DATA FOR THIS EXERCISE:

[Start]

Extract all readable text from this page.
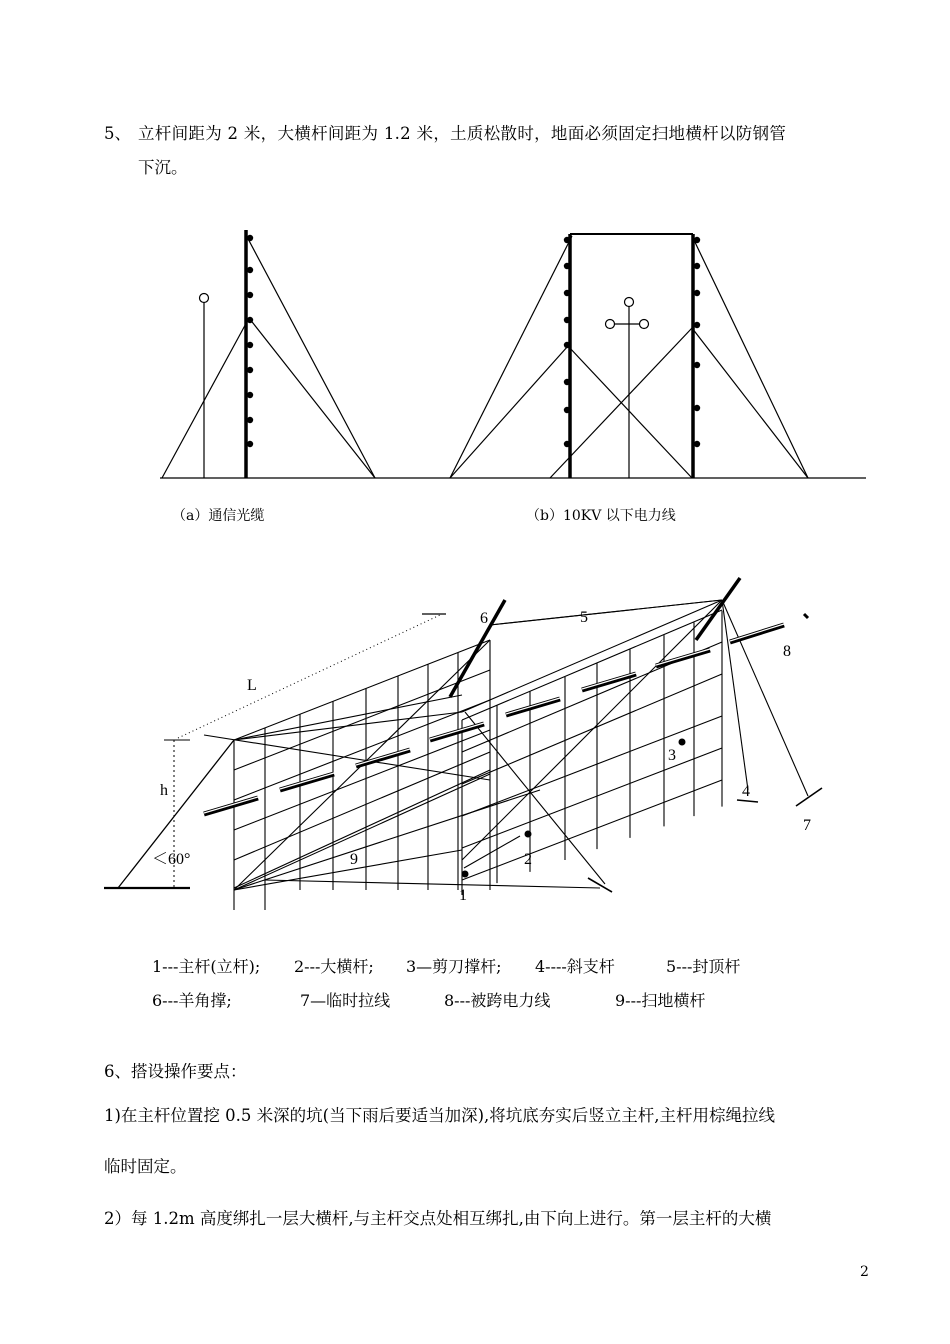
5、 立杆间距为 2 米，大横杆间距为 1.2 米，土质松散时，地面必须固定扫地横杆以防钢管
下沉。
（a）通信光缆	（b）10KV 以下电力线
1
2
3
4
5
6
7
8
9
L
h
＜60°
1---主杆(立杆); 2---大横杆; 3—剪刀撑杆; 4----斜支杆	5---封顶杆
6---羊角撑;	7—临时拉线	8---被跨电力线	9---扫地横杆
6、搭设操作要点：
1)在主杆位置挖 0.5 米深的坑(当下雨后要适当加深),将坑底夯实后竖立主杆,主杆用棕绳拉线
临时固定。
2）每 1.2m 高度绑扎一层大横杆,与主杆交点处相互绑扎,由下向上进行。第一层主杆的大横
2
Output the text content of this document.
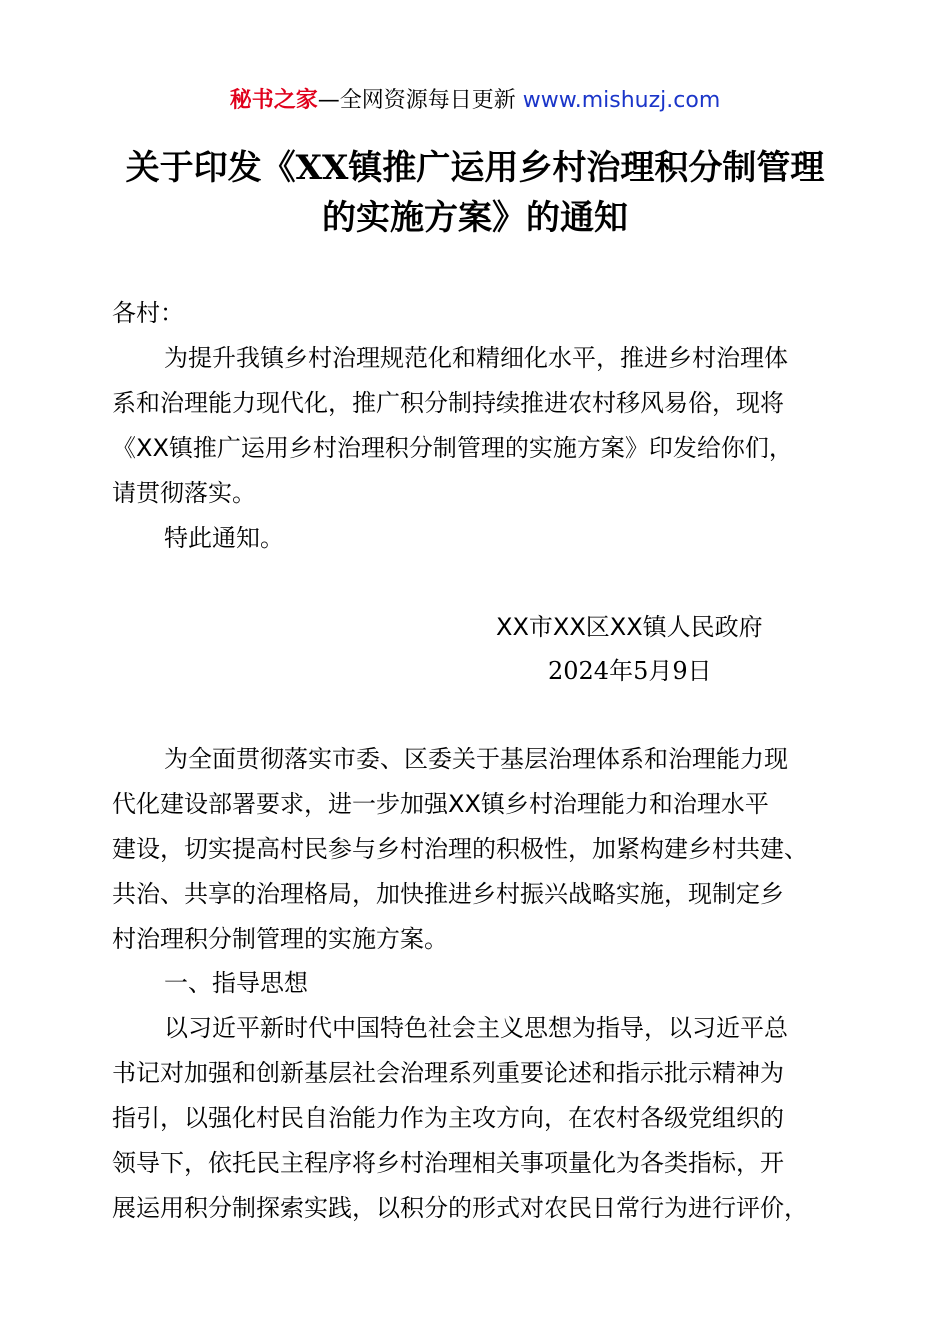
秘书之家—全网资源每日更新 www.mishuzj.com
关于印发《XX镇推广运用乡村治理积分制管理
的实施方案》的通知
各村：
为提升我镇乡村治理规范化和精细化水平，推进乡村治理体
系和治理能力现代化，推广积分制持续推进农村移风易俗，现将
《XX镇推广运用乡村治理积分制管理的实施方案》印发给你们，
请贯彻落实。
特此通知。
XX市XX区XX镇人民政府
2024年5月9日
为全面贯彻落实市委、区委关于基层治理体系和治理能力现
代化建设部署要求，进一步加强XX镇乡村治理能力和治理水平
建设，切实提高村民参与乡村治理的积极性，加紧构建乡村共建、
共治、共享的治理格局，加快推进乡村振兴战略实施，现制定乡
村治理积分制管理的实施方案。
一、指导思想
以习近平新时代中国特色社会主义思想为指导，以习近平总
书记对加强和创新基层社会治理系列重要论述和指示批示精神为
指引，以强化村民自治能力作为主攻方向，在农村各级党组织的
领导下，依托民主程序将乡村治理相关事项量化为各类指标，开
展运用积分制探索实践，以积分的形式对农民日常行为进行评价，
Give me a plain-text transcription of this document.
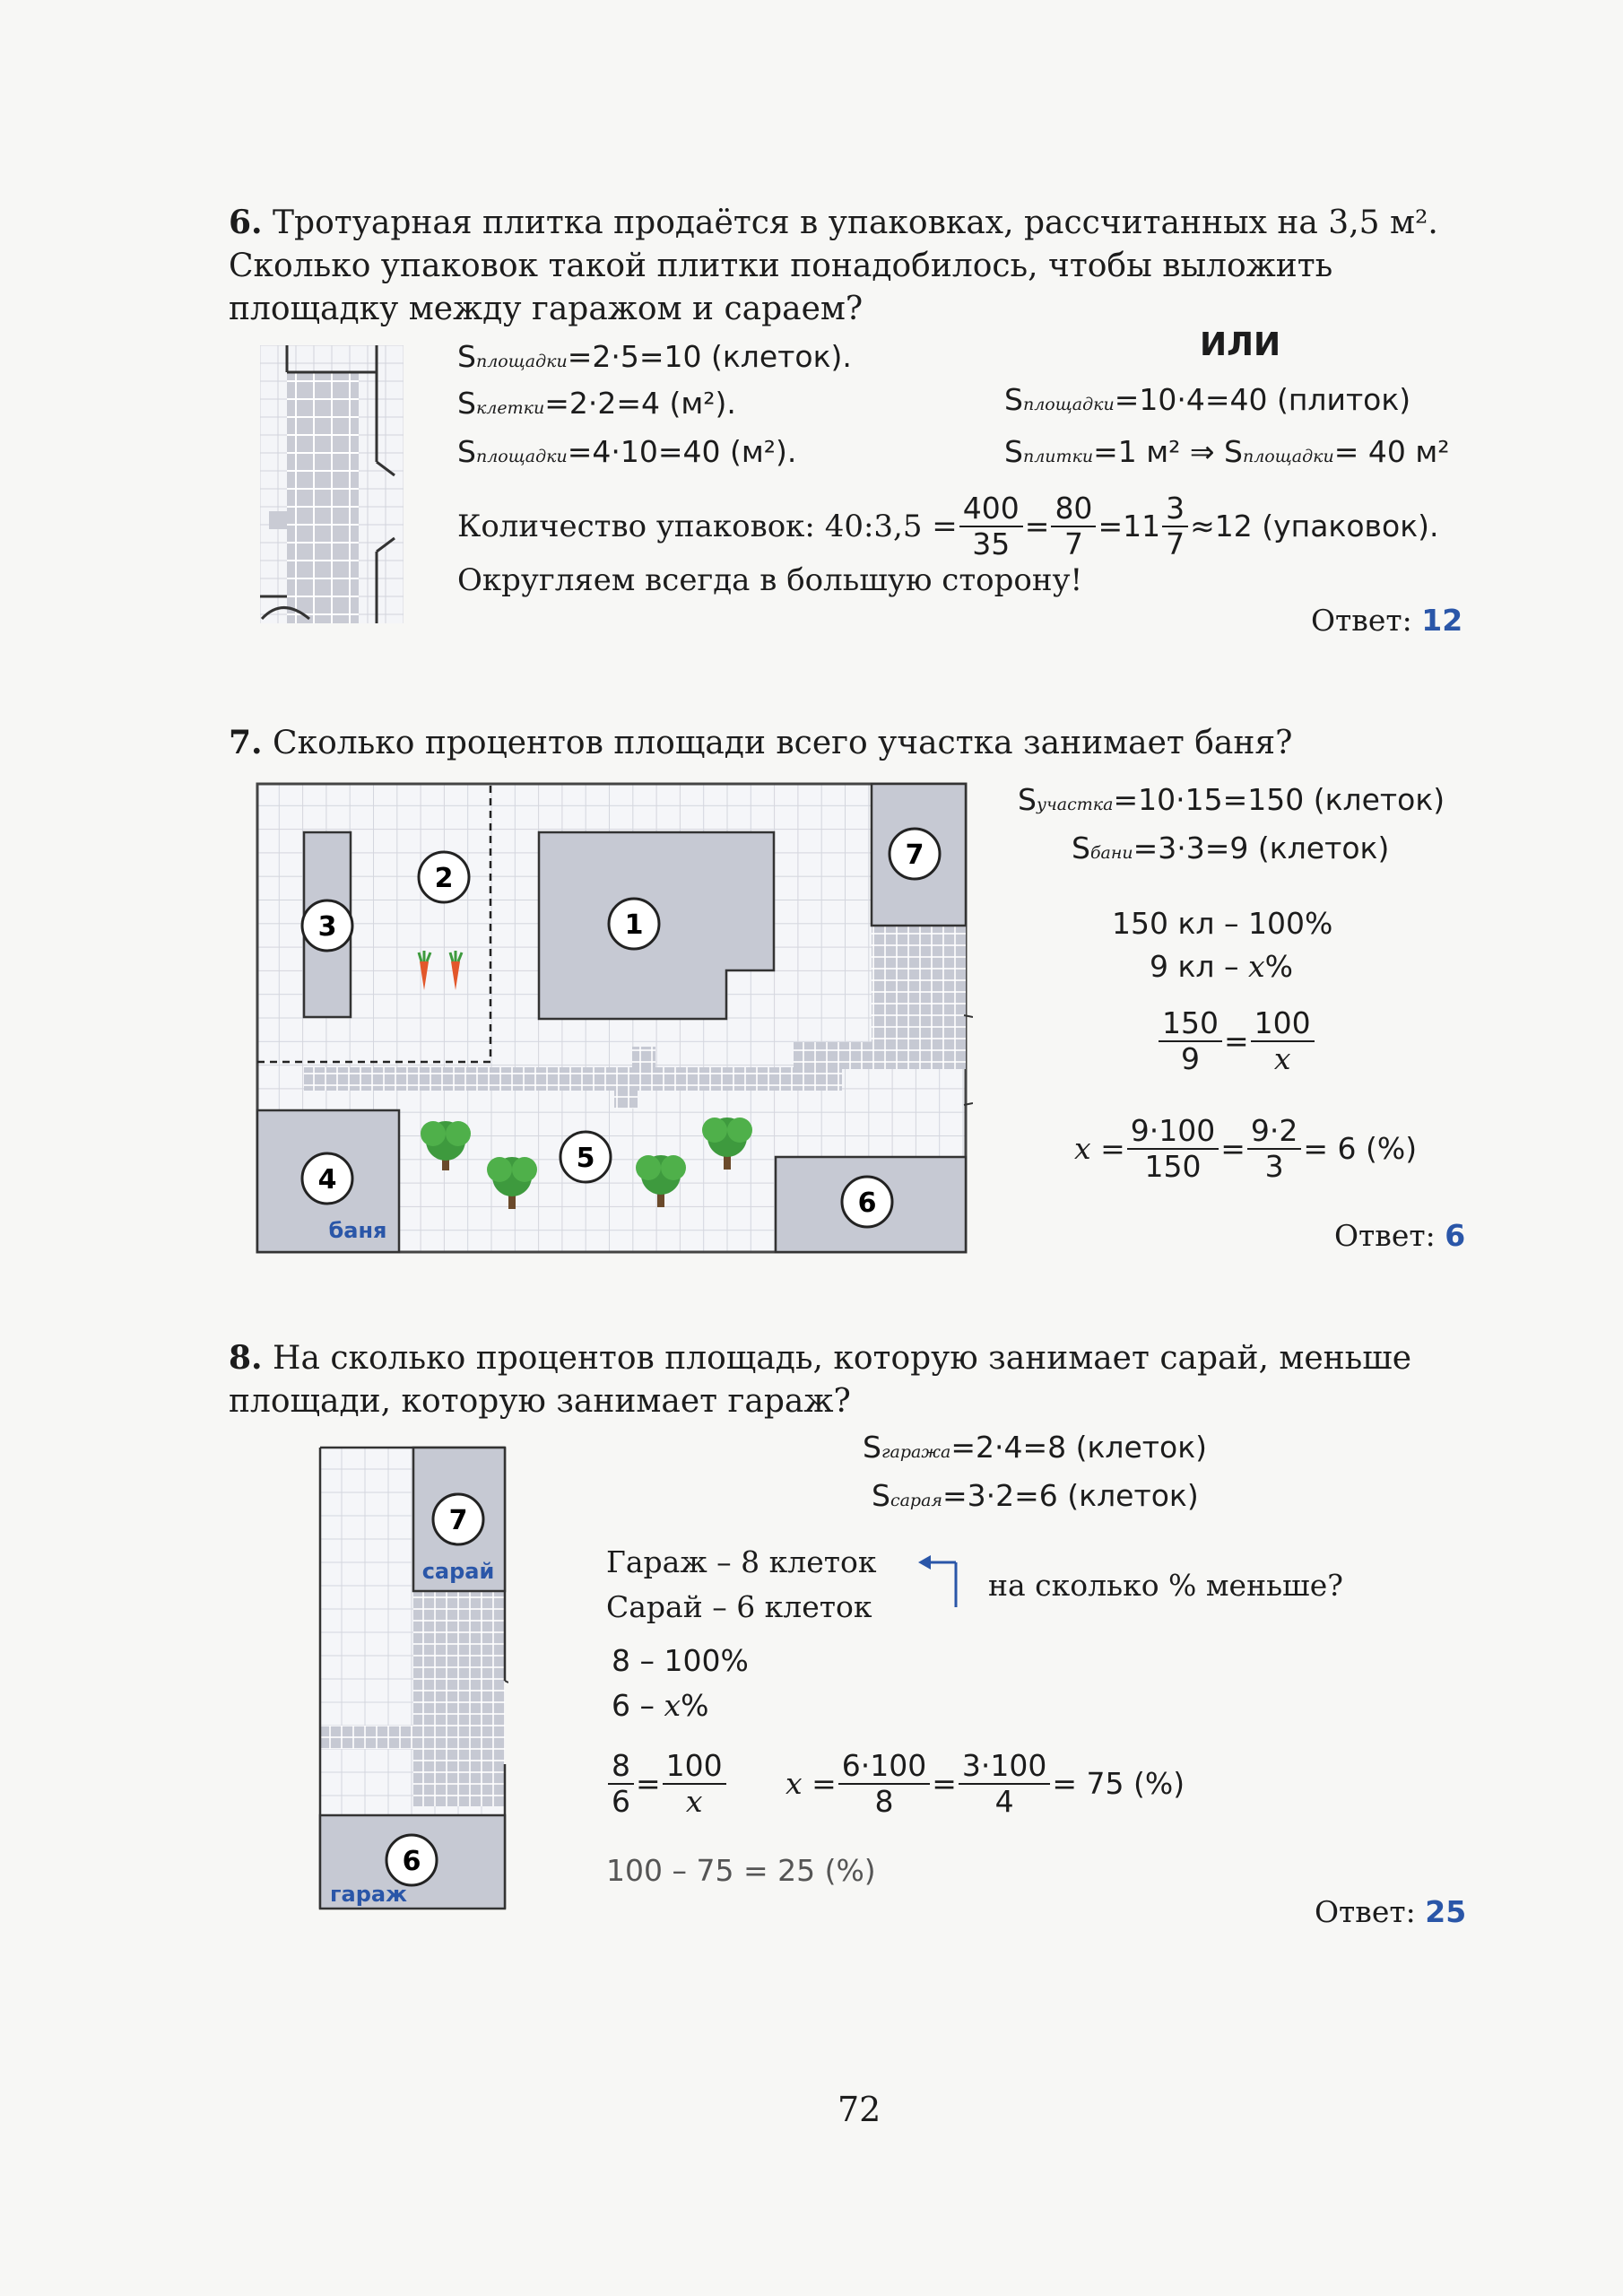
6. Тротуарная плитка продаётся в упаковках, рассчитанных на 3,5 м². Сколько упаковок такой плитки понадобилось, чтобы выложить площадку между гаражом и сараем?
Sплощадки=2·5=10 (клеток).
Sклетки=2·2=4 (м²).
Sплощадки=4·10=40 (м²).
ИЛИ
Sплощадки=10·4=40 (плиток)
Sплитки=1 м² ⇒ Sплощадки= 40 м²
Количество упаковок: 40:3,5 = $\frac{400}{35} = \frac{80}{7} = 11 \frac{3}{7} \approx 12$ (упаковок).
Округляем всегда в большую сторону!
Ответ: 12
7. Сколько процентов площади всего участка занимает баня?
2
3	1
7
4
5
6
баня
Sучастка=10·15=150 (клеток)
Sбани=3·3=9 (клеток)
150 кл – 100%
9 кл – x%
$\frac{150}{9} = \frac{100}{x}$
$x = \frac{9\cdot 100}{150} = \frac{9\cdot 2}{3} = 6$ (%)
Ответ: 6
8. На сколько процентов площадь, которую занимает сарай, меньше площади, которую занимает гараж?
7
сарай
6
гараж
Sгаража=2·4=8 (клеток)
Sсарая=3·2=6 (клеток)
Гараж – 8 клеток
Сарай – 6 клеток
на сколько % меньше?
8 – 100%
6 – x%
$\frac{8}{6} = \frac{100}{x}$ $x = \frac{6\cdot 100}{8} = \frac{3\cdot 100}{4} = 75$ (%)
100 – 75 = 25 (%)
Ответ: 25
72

[End]

PROMPT: Count the lines of the data that include the string "занимает", and give only that number.

SOLUTION BELOW: 2